# WHAT YOU HAVE TO DO
Tally the lines holding "room" and state only that figure.

Stored entries:
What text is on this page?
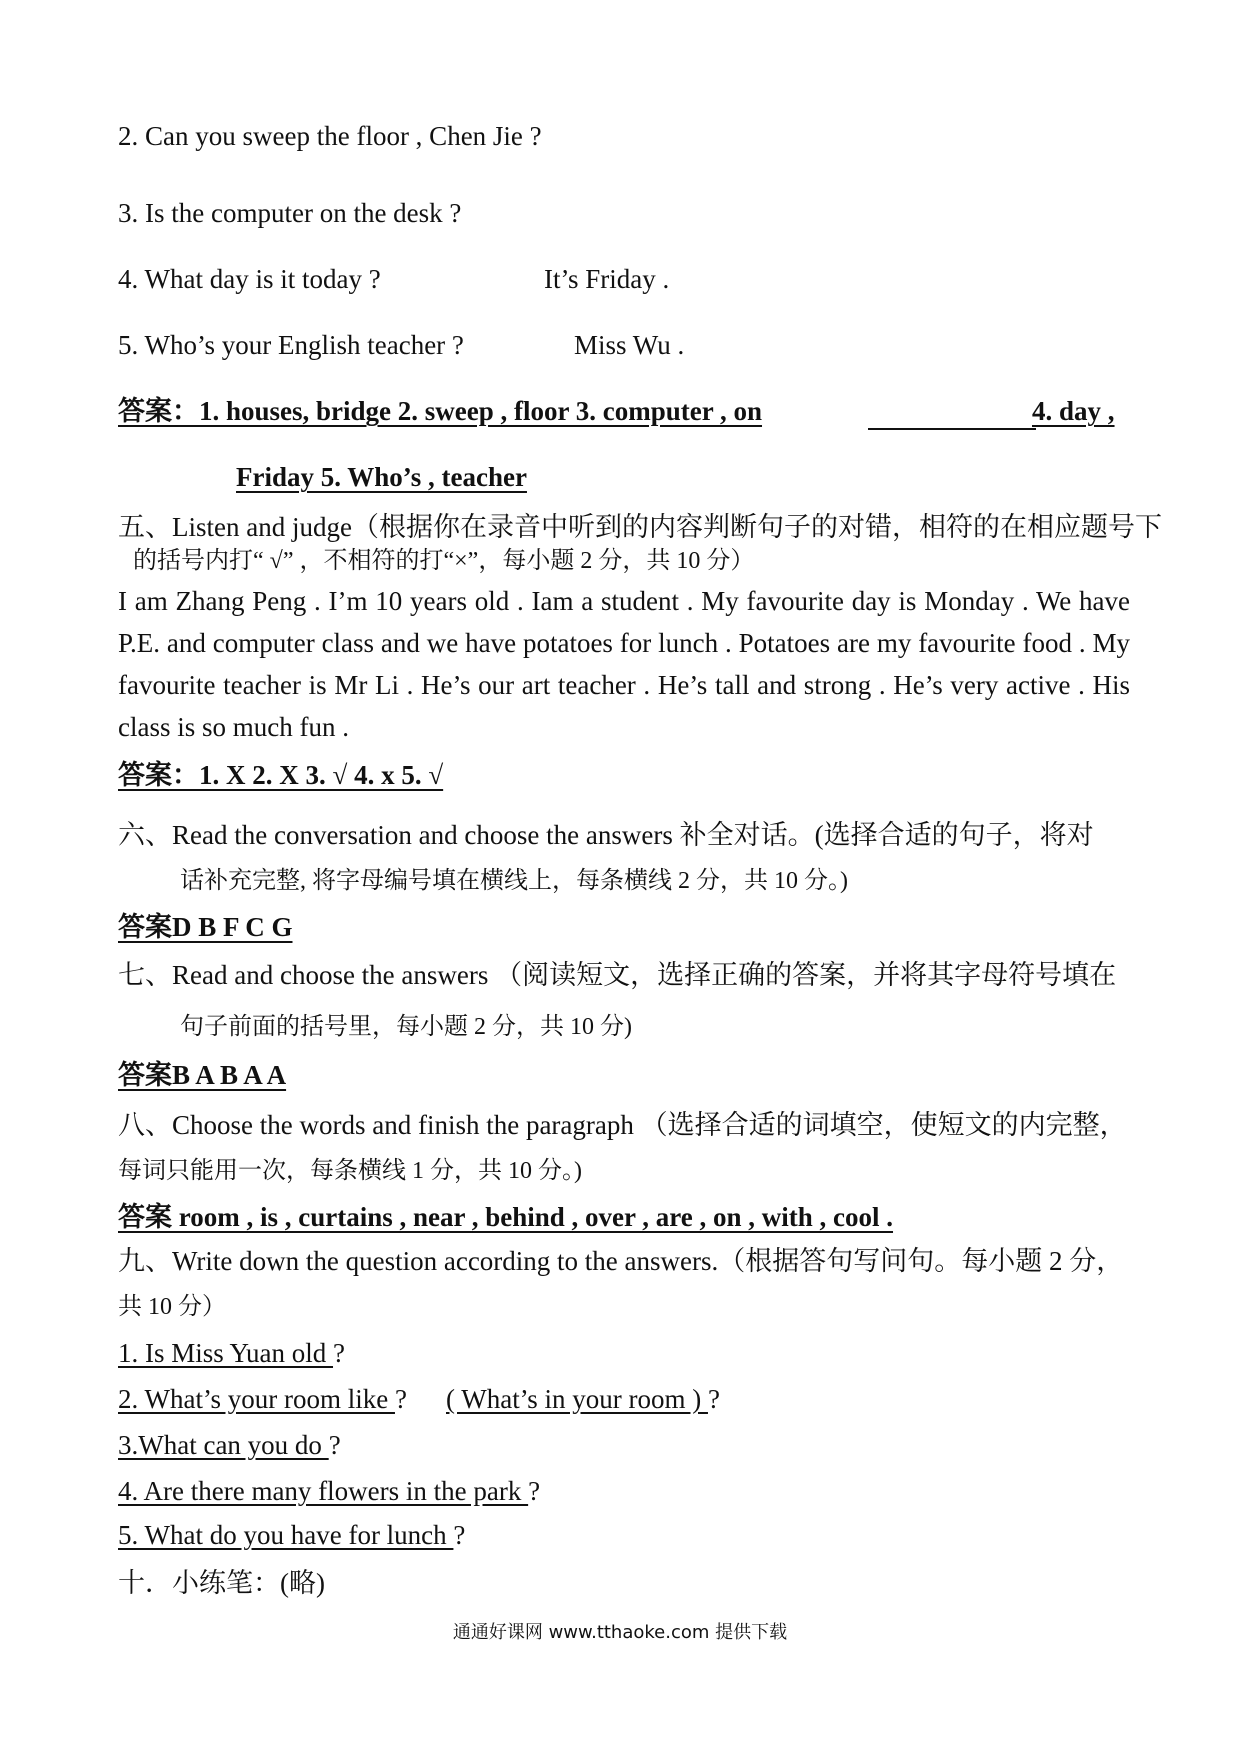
2. Can you sweep the floor , Chen Jie ?
3. Is the computer on the desk ?
4. What day is it today ?	It’s Friday .
5. Who’s your English teacher ?	Miss Wu .
答案：1. houses, bridge 2. sweep , floor 3. computer , on	4. day ,
Friday 5. Who’s , teacher
五、Listen and judge（根据你在录音中听到的内容判断句子的对错，相符的在相应题号下
的括号内打“ √” ，不相符的打“×”，每小题 2 分，共 10 分）
I am Zhang Peng . I’m 10 years old . Iam a student . My favourite day is Monday . We have P.E. and computer class and we have potatoes for lunch . Potatoes are my favourite food . My favourite teacher is Mr Li . He’s our art teacher . He’s tall and strong . He’s very active . His class is so much fun .
答案：1. X 2. X 3. √ 4. x 5. √
六、Read the conversation and choose the answers 补全对话。(选择合适的句子，将对
话补充完整, 将字母编号填在横线上，每条横线 2 分，共 10 分。)
答案D B F C G
七、Read and choose the answers （阅读短文，选择正确的答案，并将其字母符号填在
句子前面的括号里，每小题 2 分，共 10 分)
答案B A B A A
八、Choose the words and finish the paragraph （选择合适的词填空，使短文的内完整，
每词只能用一次，每条横线 1 分，共 10 分。)
答案 room , is , curtains , near , behind , over , are , on , with , cool .
九、Write down the question according to the answers.（根据答句写问句。每小题 2 分，
共 10 分）
1. Is Miss Yuan old ?
2. What’s your room like ? ( What’s in your room ) ?
3.What can you do ?
4. Are there many flowers in the park ?
5. What do you have for lunch ?
十．小练笔：(略)
通通好课网 www.tthaoke.com 提供下载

# RESPONSE
2